> _PROBLEM TO WORK ON_
Can you copy every one of the entries below word for word, changing nothing?

> _DATASET CONTENT_
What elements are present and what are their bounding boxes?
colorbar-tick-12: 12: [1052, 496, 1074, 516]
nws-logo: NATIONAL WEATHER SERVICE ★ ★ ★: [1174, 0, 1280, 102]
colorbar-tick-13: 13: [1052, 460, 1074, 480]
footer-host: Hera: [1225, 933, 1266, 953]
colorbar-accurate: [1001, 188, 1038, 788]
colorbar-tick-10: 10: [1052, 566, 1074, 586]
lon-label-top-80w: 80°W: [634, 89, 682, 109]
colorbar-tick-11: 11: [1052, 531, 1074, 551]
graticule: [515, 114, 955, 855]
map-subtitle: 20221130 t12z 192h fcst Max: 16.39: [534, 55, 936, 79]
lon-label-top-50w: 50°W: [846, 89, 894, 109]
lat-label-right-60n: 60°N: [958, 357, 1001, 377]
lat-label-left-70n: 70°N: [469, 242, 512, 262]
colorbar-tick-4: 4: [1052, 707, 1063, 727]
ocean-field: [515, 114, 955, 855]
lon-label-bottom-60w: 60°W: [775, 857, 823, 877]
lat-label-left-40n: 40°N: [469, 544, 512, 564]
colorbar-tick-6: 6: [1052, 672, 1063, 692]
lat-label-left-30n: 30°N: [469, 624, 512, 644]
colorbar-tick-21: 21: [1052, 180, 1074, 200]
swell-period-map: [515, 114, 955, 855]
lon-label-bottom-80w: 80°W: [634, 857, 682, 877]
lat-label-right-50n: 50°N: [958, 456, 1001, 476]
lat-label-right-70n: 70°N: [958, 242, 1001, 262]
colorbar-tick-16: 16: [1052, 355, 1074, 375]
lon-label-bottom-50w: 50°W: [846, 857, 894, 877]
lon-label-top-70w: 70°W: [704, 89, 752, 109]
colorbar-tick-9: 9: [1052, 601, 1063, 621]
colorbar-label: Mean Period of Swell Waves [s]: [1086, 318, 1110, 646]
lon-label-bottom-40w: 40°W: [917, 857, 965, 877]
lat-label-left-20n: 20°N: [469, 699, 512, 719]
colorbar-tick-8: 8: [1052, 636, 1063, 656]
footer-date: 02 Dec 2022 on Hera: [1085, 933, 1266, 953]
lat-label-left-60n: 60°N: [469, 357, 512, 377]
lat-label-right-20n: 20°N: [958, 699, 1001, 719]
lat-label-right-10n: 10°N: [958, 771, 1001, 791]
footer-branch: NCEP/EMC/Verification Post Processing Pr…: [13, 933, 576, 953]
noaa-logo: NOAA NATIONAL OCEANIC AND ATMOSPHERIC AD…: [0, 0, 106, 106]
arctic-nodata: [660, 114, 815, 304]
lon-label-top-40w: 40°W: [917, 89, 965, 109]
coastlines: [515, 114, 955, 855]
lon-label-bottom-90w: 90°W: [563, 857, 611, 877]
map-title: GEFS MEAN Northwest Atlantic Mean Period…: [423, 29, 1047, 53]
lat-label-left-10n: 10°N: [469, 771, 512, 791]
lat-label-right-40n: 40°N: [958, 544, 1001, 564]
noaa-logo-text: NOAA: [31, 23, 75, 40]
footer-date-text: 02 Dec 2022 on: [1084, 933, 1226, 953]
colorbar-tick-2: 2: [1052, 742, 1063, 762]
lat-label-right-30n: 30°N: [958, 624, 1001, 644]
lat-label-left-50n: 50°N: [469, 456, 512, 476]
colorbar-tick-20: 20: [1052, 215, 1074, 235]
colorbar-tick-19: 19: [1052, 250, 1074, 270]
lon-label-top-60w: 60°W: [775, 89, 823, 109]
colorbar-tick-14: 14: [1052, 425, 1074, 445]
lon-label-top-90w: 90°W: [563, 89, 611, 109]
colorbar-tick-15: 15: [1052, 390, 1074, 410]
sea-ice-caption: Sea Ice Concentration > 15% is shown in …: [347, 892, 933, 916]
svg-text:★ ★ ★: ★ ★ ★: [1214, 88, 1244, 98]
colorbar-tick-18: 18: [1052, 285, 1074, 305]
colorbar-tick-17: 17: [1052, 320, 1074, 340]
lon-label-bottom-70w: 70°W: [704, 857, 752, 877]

> _ANSWER FOR THE TASK_
What elements are present and what are their bounding boxes?
colorbar-tick-12: 12: [1052, 496, 1074, 516]
nws-logo: NATIONAL WEATHER SERVICE ★ ★ ★: [1174, 0, 1280, 102]
colorbar-tick-13: 13: [1052, 460, 1074, 480]
footer-host: Hera: [1225, 933, 1266, 953]
colorbar-accurate: [1001, 188, 1038, 788]
colorbar-tick-10: 10: [1052, 566, 1074, 586]
lon-label-top-80w: 80°W: [634, 89, 682, 109]
colorbar-tick-11: 11: [1052, 531, 1074, 551]
graticule: [515, 114, 955, 855]
map-subtitle: 20221130 t12z 192h fcst Max: 16.39: [534, 55, 936, 79]
lon-label-top-50w: 50°W: [846, 89, 894, 109]
lat-label-right-60n: 60°N: [958, 357, 1001, 377]
lat-label-left-70n: 70°N: [469, 242, 512, 262]
colorbar-tick-4: 4: [1052, 707, 1063, 727]
ocean-field: [515, 114, 955, 855]
lon-label-bottom-60w: 60°W: [775, 857, 823, 877]
lat-label-left-40n: 40°N: [469, 544, 512, 564]
colorbar-tick-6: 6: [1052, 672, 1063, 692]
lat-label-left-30n: 30°N: [469, 624, 512, 644]
colorbar-tick-21: 21: [1052, 180, 1074, 200]
swell-period-map: [515, 114, 955, 855]
lon-label-bottom-80w: 80°W: [634, 857, 682, 877]
lat-label-right-50n: 50°N: [958, 456, 1001, 476]
lat-label-right-70n: 70°N: [958, 242, 1001, 262]
colorbar-tick-16: 16: [1052, 355, 1074, 375]
lon-label-bottom-50w: 50°W: [846, 857, 894, 877]
lon-label-top-70w: 70°W: [704, 89, 752, 109]
colorbar-tick-9: 9: [1052, 601, 1063, 621]
colorbar-label: Mean Period of Swell Waves [s]: [1086, 318, 1110, 646]
lon-label-bottom-40w: 40°W: [917, 857, 965, 877]
lat-label-left-20n: 20°N: [469, 699, 512, 719]
colorbar-tick-8: 8: [1052, 636, 1063, 656]
footer-date: 02 Dec 2022 on Hera: [1085, 933, 1266, 953]
lat-label-left-60n: 60°N: [469, 357, 512, 377]
lat-label-right-20n: 20°N: [958, 699, 1001, 719]
lat-label-right-10n: 10°N: [958, 771, 1001, 791]
footer-branch: NCEP/EMC/Verification Post Processing Pr…: [13, 933, 576, 953]
noaa-logo: NOAA NATIONAL OCEANIC AND ATMOSPHERIC AD…: [0, 0, 106, 106]
arctic-nodata: [660, 114, 815, 304]
lon-label-top-40w: 40°W: [917, 89, 965, 109]
coastlines: [515, 114, 955, 855]
lon-label-bottom-90w: 90°W: [563, 857, 611, 877]
map-title: GEFS MEAN Northwest Atlantic Mean Period…: [423, 29, 1047, 53]
lat-label-left-10n: 10°N: [469, 771, 512, 791]
lat-label-right-40n: 40°N: [958, 544, 1001, 564]
noaa-logo-text: NOAA: [31, 23, 75, 40]
footer-date-text: 02 Dec 2022 on: [1084, 933, 1226, 953]
colorbar-tick-2: 2: [1052, 742, 1063, 762]
lat-label-right-30n: 30°N: [958, 624, 1001, 644]
lat-label-left-50n: 50°N: [469, 456, 512, 476]
colorbar-tick-20: 20: [1052, 215, 1074, 235]
colorbar-tick-19: 19: [1052, 250, 1074, 270]
lon-label-top-60w: 60°W: [775, 89, 823, 109]
colorbar-tick-14: 14: [1052, 425, 1074, 445]
lon-label-top-90w: 90°W: [563, 89, 611, 109]
colorbar-tick-15: 15: [1052, 390, 1074, 410]
sea-ice-caption: Sea Ice Concentration > 15% is shown in …: [347, 892, 933, 916]
svg-text:★ ★ ★: ★ ★ ★: [1214, 88, 1244, 98]
colorbar-tick-18: 18: [1052, 285, 1074, 305]
colorbar-tick-17: 17: [1052, 320, 1074, 340]
lon-label-bottom-70w: 70°W: [704, 857, 752, 877]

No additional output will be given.